__WHAT IS BEING ASKED__.
Check each line of the records for "זכרון"; collect those that have it.

__DATASET EXCERPTS__.
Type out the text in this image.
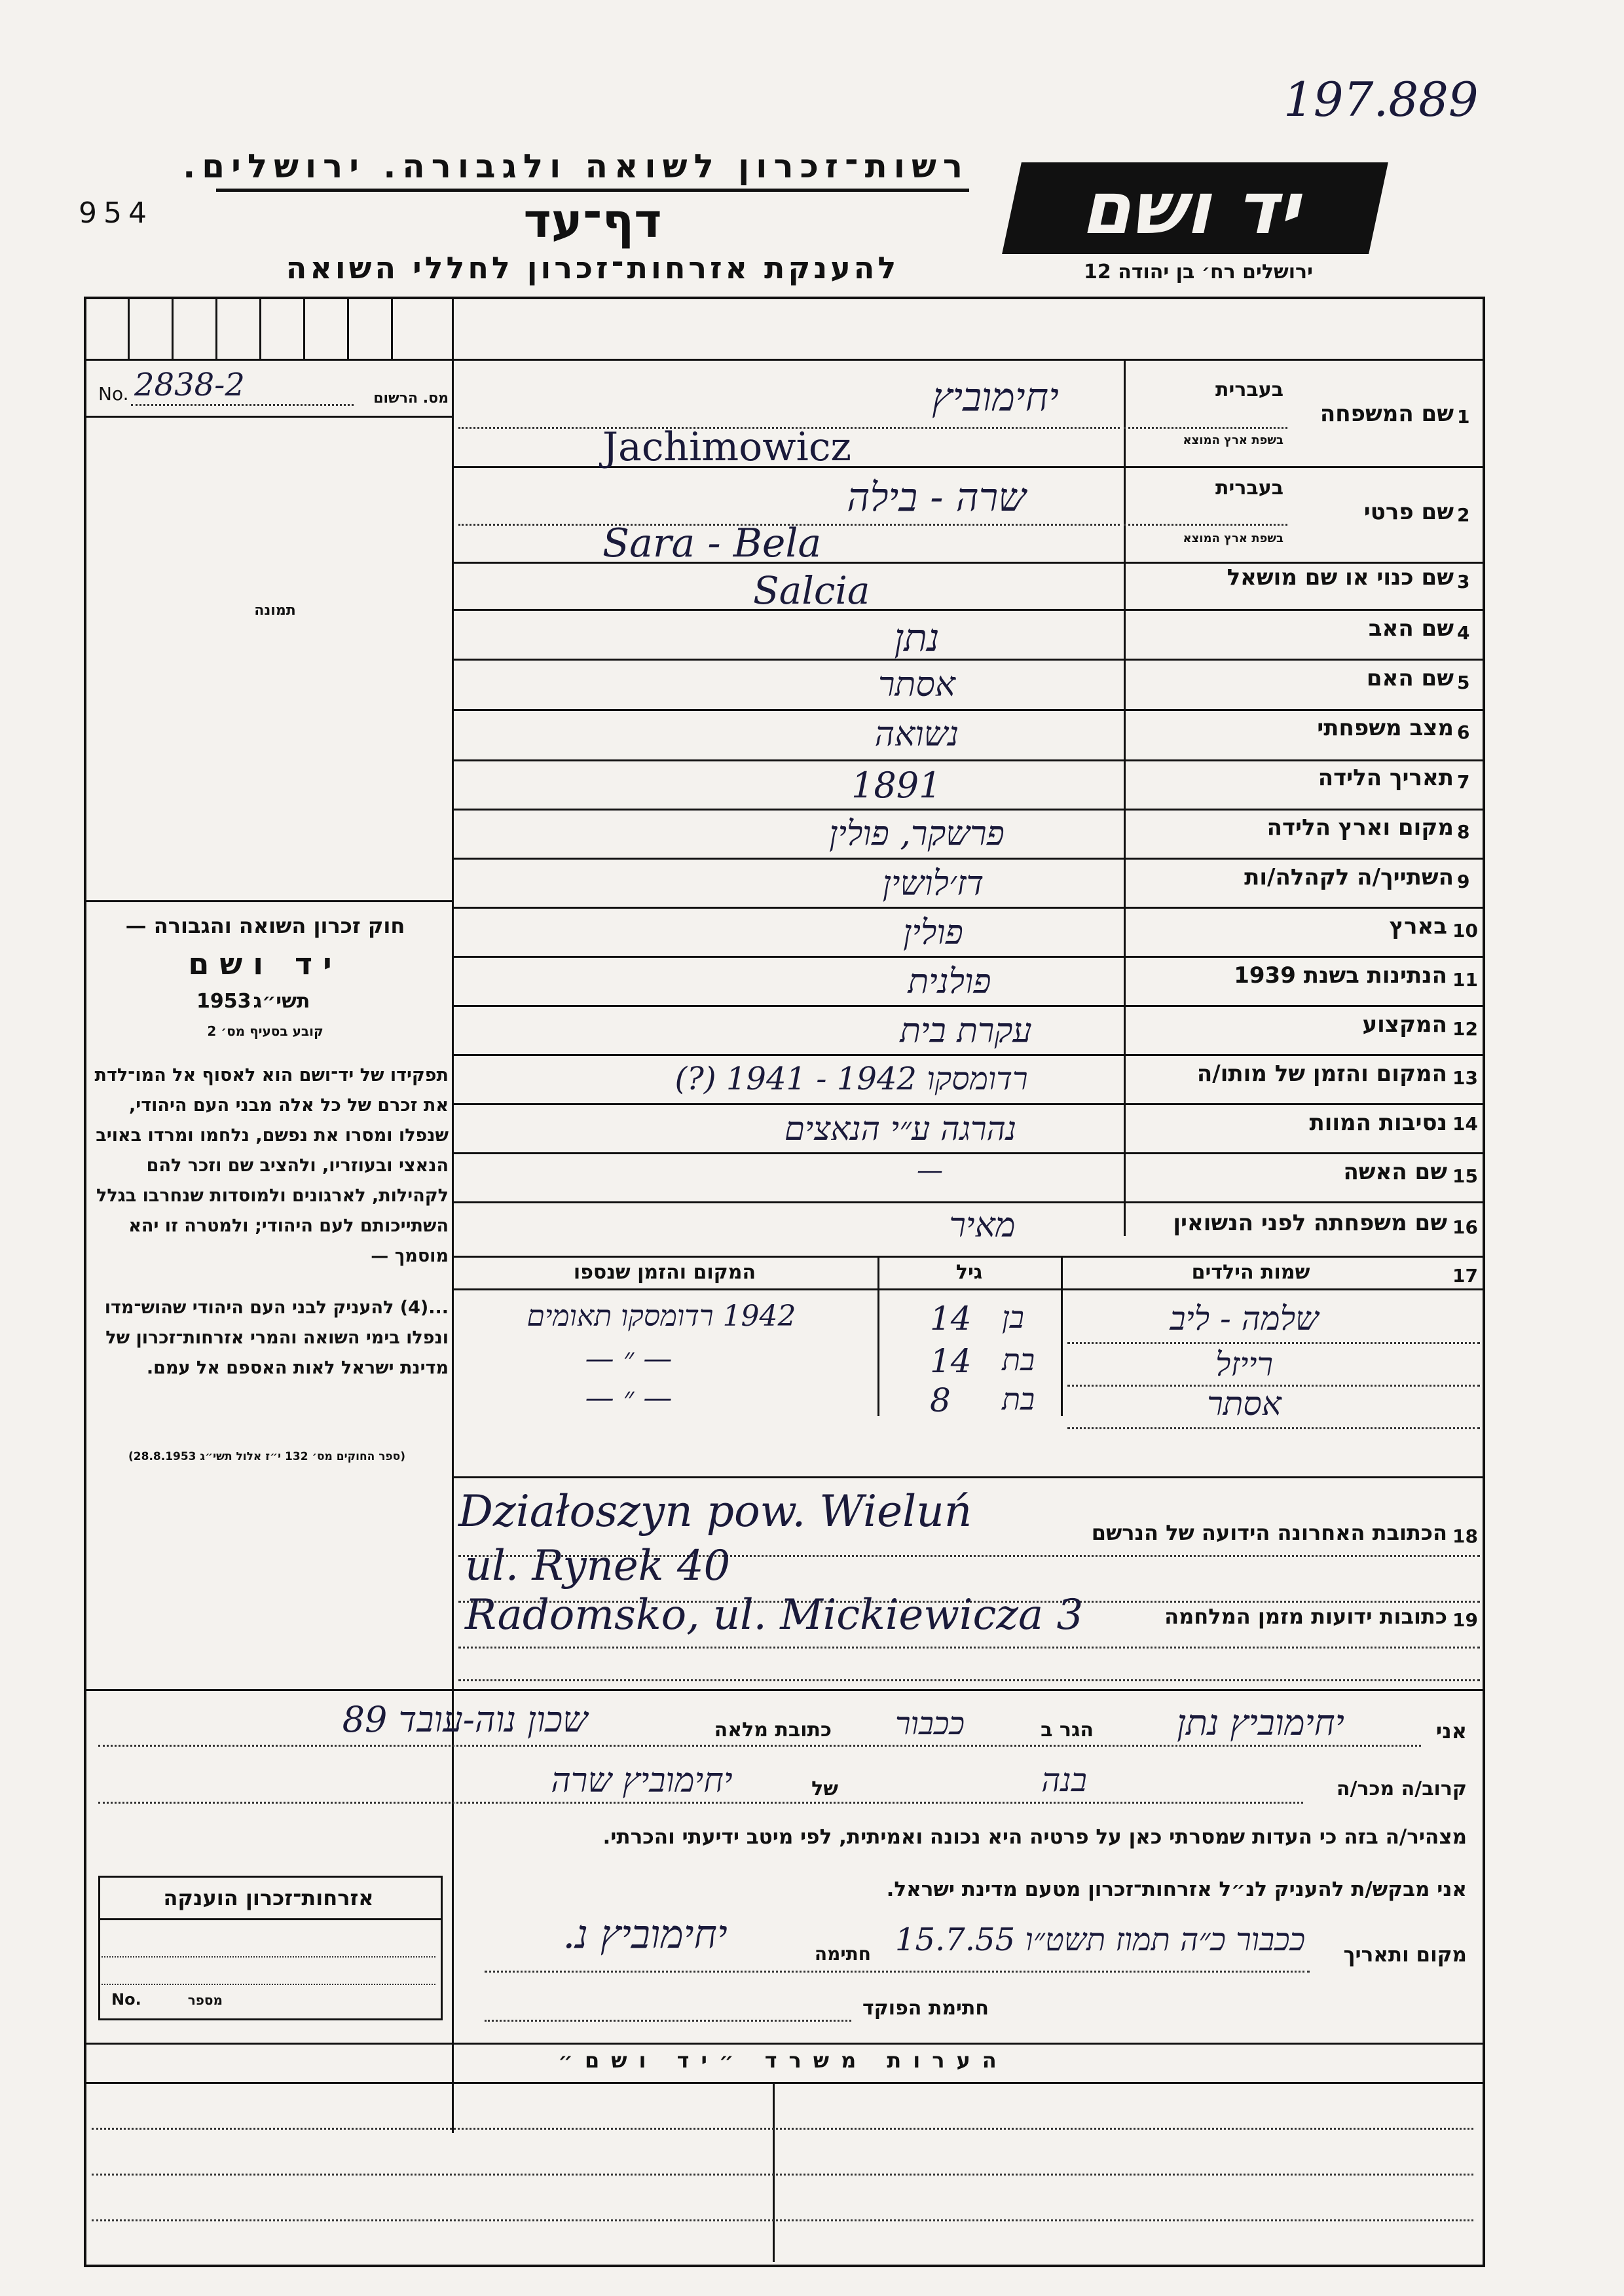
197.889
954
רשות־זכרון לשואה ולגבורה. ירושלים.
דף־עד
להענקת אזרחות־זכרון לחללי השואה
יד ושם
ירושלים רח׳ בן יהודה 12
No. 2838-2	מס. הרשום
תמונה
חוק זכרון השואה והגבורה —
יד ושם
תשי״ג
1953
קובע בסעיף מס׳ 2
תפקידו של יד־ושם הוא לאסוף אל המו־לדת את זכרם של כל אלה מבני העם היהודי, שנפלו ומסרו את נפשם, נלחמו ומרדו באויב הנאצי ובעוזריו, ולהציב שם וזכר להם לקהילות, לארגונים ולמוסדות שנחרבו בגלל השתייכותם לעם היהודי; ולמטרה זו יהא מוסמך —
...(4) להעניק לבני העם היהודי שהוש־מדו ונפלו בימי השואה והמרי אזרחות־זכרון של מדינת ישראל לאות האספם אל עמם.
(ספר החוקים מס׳ 132 י״ז אלול תשי״ג 28.8.1953)
בעברית
בשפת ארץ המוצא
בעברית
בשפת ארץ המוצא
1
שם המשפחה
יחימוביץ
Jachimowicz
2
שם פרטי
שרה - בילה
Sara - Bela
3
שם כנוי או שם מושאל
Salcia
4
שם האב
נתן
5
שם האם
אסתר
6
מצב משפחתי
נשואה
7
תאריך הלידה
1891
8
מקום וארץ הלידה
פרשקר, פולין
9
השתייך/ה לקהלה/ות
דז׳לושין
10
בארץ
פולין
11
הנתינות בשנת 1939
פולנית
12
המקצוע
עקרת בית
13
המקום והזמן של מותו/ה
רדומסקו 1942 - 1941 (?)
14
נסיבות המוות
נהרגה ע״י הנאצים
15
שם האשה
—
16
שם משפחתה לפני הנשואין
מאיר
17
שמות הילדים
גיל
המקום והזמן שנספו
שלמה - ליב
בן
14
1942 רדומסקו תאומים
רייזל
בת
14
— ״ —
אסתר
בת
8
— ״ —
18
הכתובת האחרונה הידועה של הנרשם
Działoszyn pow. Wieluń
ul. Rynek 40
19
כתובות ידועות מזמן המלחמה
Radomsko, ul. Mickiewicza 3
אני
יחימוביץ נתן
הגר ב
ככבור
כתובת מלאה
שכון נוה-עובד 89
קרוב/ה מכר/ה
בנה
של
יחימוביץ שרה
מצהיר/ה בזה כי העדות שמסרתי כאן על פרטיה היא נכונה ואמיתית, לפי מיטב ידיעתי והכרתי.
אני מבקש/ת להעניק לנ״ל אזרחות־זכרון מטעם מדינת ישראל.
אזרחות־זכרון הוענקה
No.	מספר
מקום ותאריך
ככבור כ״ה תמוז תשט״ו 15.7.55
חתימה
יחימוביץ נ.
חתימת הפוקד
הערות משרד ״יד ושם״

__TASK ANSWER__.
רשות־זכרון לשואה ולגבורה. ירושלים.
להענקת אזרחות־זכרון לחללי השואה
חוק זכרון השואה והגבורה —
...(4) להעניק לבני העם היהודי שהוש־מדו ונפלו בימי השואה והמרי אזרחות־זכרון של מדינת ישראל לאות האספם אל עמם.
אני מבקש/ת להעניק לנ״ל אזרחות־זכרון מטעם מדינת ישראל.
אזרחות־זכרון הוענקה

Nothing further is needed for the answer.